──────── DATA FOR THE TASK

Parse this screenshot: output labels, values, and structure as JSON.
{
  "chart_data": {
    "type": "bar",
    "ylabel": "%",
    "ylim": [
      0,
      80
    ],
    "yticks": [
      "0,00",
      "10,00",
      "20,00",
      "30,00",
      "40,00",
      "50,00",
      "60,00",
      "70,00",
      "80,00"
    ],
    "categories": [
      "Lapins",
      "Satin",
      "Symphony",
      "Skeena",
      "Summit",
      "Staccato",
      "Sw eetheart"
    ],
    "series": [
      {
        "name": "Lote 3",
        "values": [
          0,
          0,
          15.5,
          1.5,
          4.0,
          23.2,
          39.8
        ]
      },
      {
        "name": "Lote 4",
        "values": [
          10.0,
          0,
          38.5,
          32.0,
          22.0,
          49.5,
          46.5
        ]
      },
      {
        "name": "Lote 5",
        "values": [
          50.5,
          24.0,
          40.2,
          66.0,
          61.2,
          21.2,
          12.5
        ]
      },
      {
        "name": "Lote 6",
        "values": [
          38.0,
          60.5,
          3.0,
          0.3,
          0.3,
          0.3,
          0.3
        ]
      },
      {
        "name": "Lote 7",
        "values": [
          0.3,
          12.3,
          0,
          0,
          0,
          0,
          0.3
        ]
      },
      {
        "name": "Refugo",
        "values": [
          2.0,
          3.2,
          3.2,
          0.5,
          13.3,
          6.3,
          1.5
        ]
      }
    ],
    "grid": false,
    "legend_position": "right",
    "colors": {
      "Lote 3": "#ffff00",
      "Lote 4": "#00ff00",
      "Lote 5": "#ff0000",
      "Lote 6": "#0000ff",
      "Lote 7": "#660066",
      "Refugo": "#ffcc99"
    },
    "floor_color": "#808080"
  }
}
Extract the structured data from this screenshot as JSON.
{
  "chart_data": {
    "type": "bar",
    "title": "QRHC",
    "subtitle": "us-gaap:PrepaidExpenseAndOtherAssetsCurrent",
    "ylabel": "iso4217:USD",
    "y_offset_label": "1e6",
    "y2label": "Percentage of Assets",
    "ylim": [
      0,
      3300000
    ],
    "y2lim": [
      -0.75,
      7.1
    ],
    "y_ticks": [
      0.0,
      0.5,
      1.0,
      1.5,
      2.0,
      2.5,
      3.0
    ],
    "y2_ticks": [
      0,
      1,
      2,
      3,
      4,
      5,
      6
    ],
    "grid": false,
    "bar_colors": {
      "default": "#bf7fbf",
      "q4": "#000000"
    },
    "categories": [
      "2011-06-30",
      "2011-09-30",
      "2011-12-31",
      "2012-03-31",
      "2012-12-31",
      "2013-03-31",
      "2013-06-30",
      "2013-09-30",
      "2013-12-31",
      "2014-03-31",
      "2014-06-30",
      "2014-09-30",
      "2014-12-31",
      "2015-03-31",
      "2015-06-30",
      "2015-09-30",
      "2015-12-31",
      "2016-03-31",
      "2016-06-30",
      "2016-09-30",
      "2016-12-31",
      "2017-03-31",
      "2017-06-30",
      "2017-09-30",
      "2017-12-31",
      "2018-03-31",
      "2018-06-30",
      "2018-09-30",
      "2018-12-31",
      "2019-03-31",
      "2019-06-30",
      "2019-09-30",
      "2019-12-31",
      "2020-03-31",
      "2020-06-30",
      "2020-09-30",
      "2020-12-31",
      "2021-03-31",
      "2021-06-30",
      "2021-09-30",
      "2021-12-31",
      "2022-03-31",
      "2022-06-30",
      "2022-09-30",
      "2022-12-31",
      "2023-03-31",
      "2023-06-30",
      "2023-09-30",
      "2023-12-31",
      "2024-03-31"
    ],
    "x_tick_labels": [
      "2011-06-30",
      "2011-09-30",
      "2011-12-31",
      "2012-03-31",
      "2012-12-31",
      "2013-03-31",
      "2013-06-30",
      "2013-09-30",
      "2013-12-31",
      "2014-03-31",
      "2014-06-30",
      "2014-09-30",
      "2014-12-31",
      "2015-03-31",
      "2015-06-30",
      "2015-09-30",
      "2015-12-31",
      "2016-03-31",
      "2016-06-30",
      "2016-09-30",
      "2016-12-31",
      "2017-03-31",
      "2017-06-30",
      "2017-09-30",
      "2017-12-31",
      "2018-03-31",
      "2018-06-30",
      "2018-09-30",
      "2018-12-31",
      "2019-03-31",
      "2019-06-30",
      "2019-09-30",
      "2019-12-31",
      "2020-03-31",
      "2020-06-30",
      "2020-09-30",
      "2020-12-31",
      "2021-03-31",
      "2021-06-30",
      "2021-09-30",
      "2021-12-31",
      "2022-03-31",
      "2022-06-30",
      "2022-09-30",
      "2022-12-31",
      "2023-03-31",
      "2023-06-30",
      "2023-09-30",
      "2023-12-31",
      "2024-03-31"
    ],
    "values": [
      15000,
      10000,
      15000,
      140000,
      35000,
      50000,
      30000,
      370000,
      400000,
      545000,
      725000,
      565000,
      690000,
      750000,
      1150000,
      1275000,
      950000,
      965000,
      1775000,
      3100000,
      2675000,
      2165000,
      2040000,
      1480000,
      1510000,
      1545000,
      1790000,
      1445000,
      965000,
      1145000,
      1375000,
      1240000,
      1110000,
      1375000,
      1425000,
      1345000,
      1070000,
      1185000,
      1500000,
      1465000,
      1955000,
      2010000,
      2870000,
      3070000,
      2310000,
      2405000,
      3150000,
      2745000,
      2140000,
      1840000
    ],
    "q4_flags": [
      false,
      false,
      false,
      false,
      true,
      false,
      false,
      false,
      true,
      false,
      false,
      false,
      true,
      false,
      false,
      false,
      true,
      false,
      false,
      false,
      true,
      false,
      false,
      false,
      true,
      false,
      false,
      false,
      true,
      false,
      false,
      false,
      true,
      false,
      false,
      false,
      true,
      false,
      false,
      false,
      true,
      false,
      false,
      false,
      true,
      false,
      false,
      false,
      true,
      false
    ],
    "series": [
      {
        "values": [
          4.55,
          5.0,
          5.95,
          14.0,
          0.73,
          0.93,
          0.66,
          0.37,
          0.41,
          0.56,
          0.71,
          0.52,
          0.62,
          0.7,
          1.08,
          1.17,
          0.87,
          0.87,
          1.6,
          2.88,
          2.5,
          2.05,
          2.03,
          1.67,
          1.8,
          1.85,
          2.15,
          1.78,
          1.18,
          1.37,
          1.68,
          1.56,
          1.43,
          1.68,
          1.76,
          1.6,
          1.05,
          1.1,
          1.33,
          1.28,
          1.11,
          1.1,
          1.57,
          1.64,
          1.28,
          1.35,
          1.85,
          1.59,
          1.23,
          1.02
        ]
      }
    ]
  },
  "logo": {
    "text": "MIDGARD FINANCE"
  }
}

────────────────

→ **STATED GOAL**
Which lines of the material contain the string "JSON"? List each of them.

→ **RIGHT ANSWER**
Parse this screenshot: output labels, values, and structure as JSON.
Extract the structured data from this screenshot as JSON.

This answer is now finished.